(GIVEN REQUEST) Quote the listing in full, exactly as given, minus any pictures.

— START —

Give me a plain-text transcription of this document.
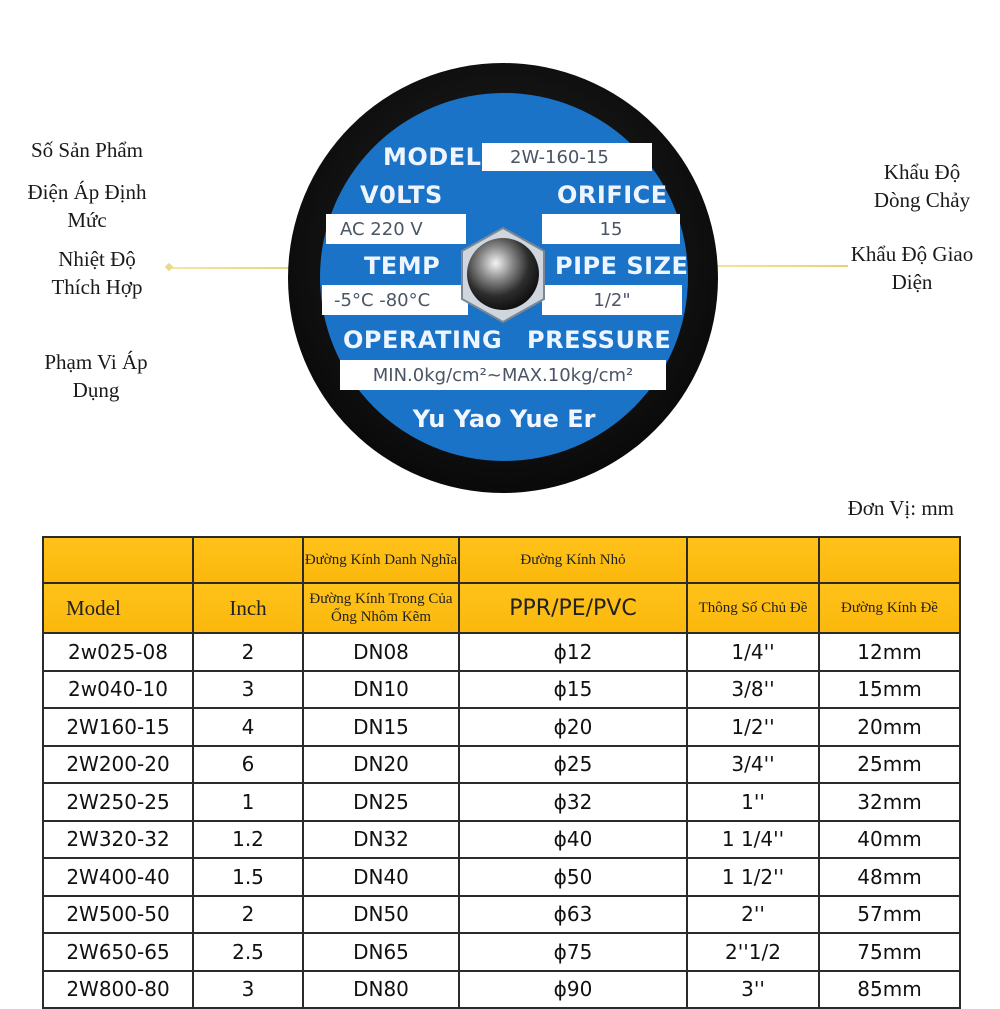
Số Sản Phẩm
Điện Áp Định Mức
Nhiệt Độ Thích Hợp
Phạm Vi Áp Dụng
Khẩu Độ Dòng Chảy
Khẩu Độ Giao Diện
MODEL 2W-160-15
V0LTS	ORIFICE
AC 220 V	15
TEMP	PIPE SIZE
-5°C -80°C	1/2"
OPERATING PRESSURE
MIN.0kg/cm²~MAX.10kg/cm²
Yu Yao Yue Er
Đơn Vị: mm
		Đường Kính Danh Nghĩa	Đường Kính Nhỏ		
Model	Inch	Đường Kính Trong Của Ống Nhôm Kẽm	PPR/PE/PVC	Thông Số Chủ Đề	Đường Kính Đề
2w025-08	2	DN08	ϕ12	1/4''	12mm
2w040-10	3	DN10	ϕ15	3/8''	15mm
2W160-15	4	DN15	ϕ20	1/2''	20mm
2W200-20	6	DN20	ϕ25	3/4''	25mm
2W250-25	1	DN25	ϕ32	1''	32mm
2W320-32	1.2	DN32	ϕ40	1 1/4''	40mm
2W400-40	1.5	DN40	ϕ50	1 1/2''	48mm
2W500-50	2	DN50	ϕ63	2''	57mm
2W650-65	2.5	DN65	ϕ75	2''1/2	75mm
2W800-80	3	DN80	ϕ90	3''	85mm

— END —

(EXPECTED OUTPUT)
Give me a plain-text transcription of this document.
Số Sản Phẩm
Điện Áp Định Mức
Nhiệt Độ Thích Hợp
Phạm Vi Áp Dụng
Khẩu Độ Dòng Chảy
Khẩu Độ Giao Diện
MODEL 2W-160-15
V0LTS	ORIFICE
AC 220 V	15
TEMP	PIPE SIZE
-5°C -80°C	1/2"
OPERATING PRESSURE
MIN.0kg/cm²~MAX.10kg/cm²
Yu Yao Yue Er
Đơn Vị: mm
		Đường Kính Danh Nghĩa	Đường Kính Nhỏ		
Model	Inch	Đường Kính Trong Của Ống Nhôm Kẽm	PPR/PE/PVC	Thông Số Chủ Đề	Đường Kính Đề
2w025-08	2	DN08	ϕ12	1/4''	12mm
2w040-10	3	DN10	ϕ15	3/8''	15mm
2W160-15	4	DN15	ϕ20	1/2''	20mm
2W200-20	6	DN20	ϕ25	3/4''	25mm
2W250-25	1	DN25	ϕ32	1''	32mm
2W320-32	1.2	DN32	ϕ40	1 1/4''	40mm
2W400-40	1.5	DN40	ϕ50	1 1/2''	48mm
2W500-50	2	DN50	ϕ63	2''	57mm
2W650-65	2.5	DN65	ϕ75	2''1/2	75mm
2W800-80	3	DN80	ϕ90	3''	85mm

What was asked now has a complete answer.